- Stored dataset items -
= = = =

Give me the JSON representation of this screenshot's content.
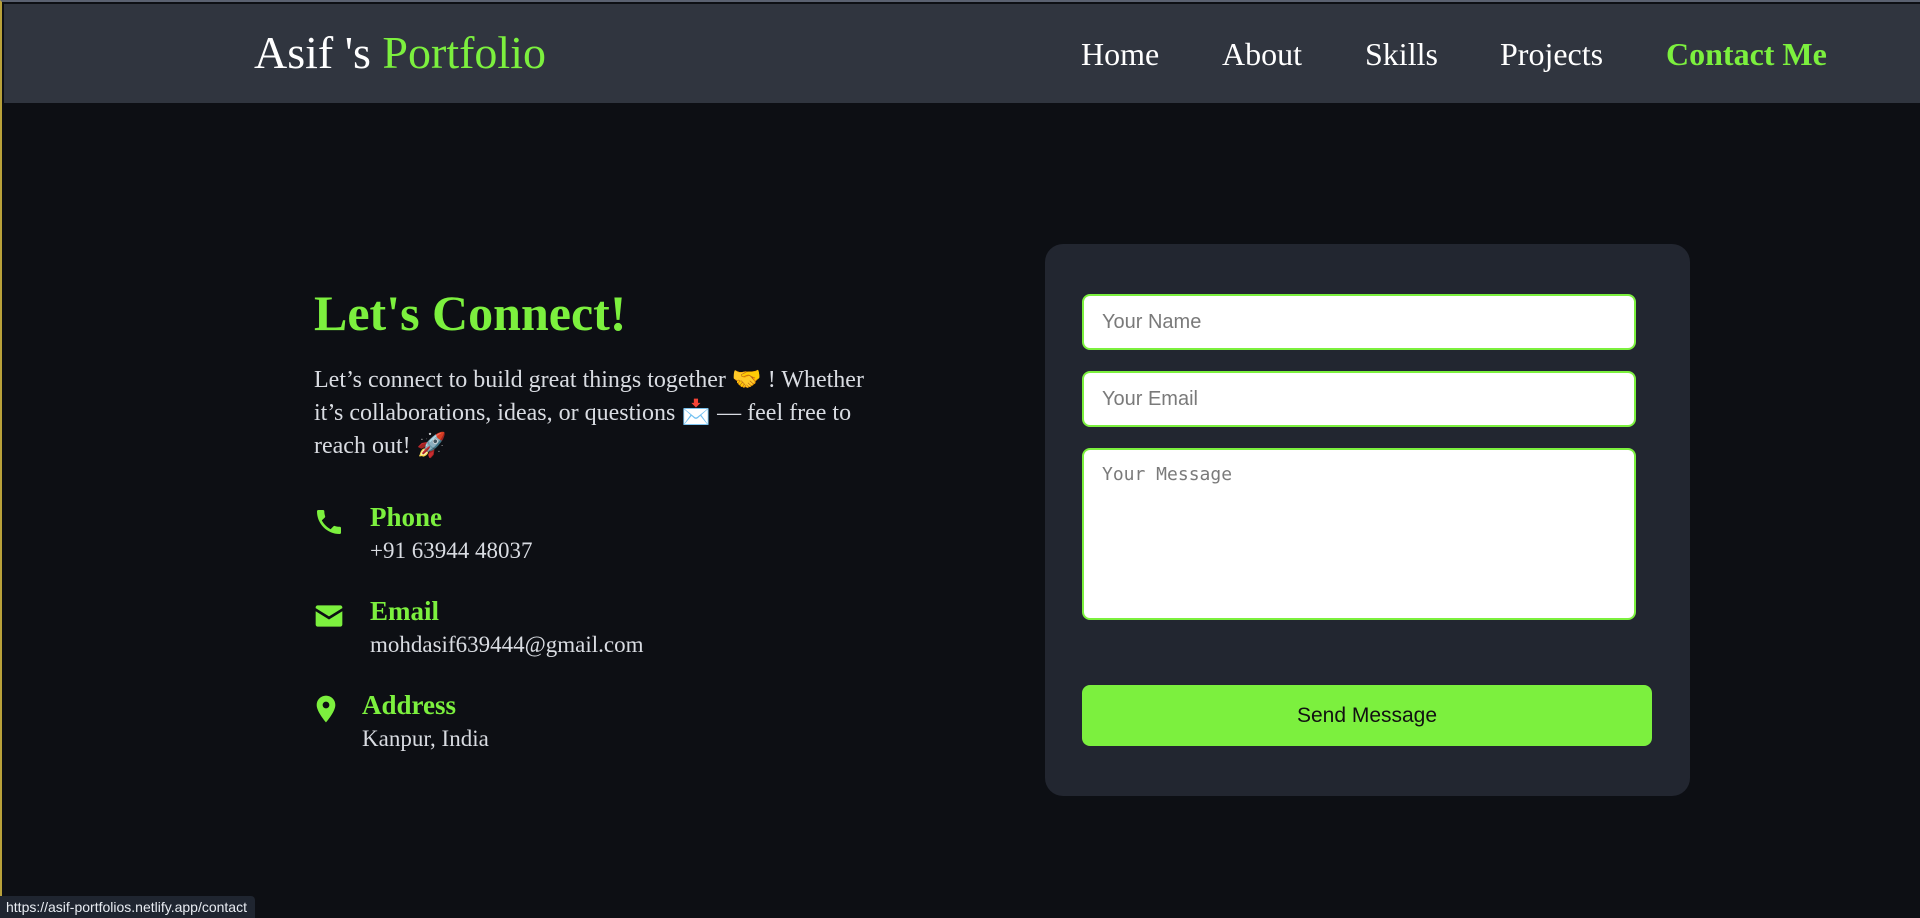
{
  "header": {
    "logo_name": "Asif 's",
    "logo_accent": "Portfolio",
    "nav": [
      {
        "label": "Home"
      },
      {
        "label": "About"
      },
      {
        "label": "Skills"
      },
      {
        "label": "Projects"
      },
      {
        "label": "Contact Me",
        "active": true
      }
    ]
  },
  "connect": {
    "title": "Let's Connect!",
    "text": "Let’s connect to build great things together 🤝 ! Whether it’s collaborations, ideas, or questions 📩 — feel free to reach out! 🚀"
  },
  "contacts": [
    {
      "icon": "phone-icon",
      "label": "Phone",
      "value": "+91 63944 48037"
    },
    {
      "icon": "envelope-icon",
      "label": "Email",
      "value": "mohdasif639444@gmail.com"
    },
    {
      "icon": "map-pin-icon",
      "label": "Address",
      "value": "Kanpur, India"
    }
  ],
  "form": {
    "name_placeholder": "Your Name",
    "email_placeholder": "Your Email",
    "message_placeholder": "Your Message",
    "submit_label": "Send Message"
  },
  "status_url": "https://asif-portfolios.netlify.app/contact",
  "colors": {
    "accent": "#7cf03e",
    "header_bg": "#30353f",
    "page_bg": "#0d0f14",
    "card_bg": "#222630"
  }
}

= = = =

- Your objective -
Which lines hold the word "icon"? Show each one.

- Solution to the exercise -
      "icon": "phone-icon",
      "icon": "envelope-icon",
      "icon": "map-pin-icon",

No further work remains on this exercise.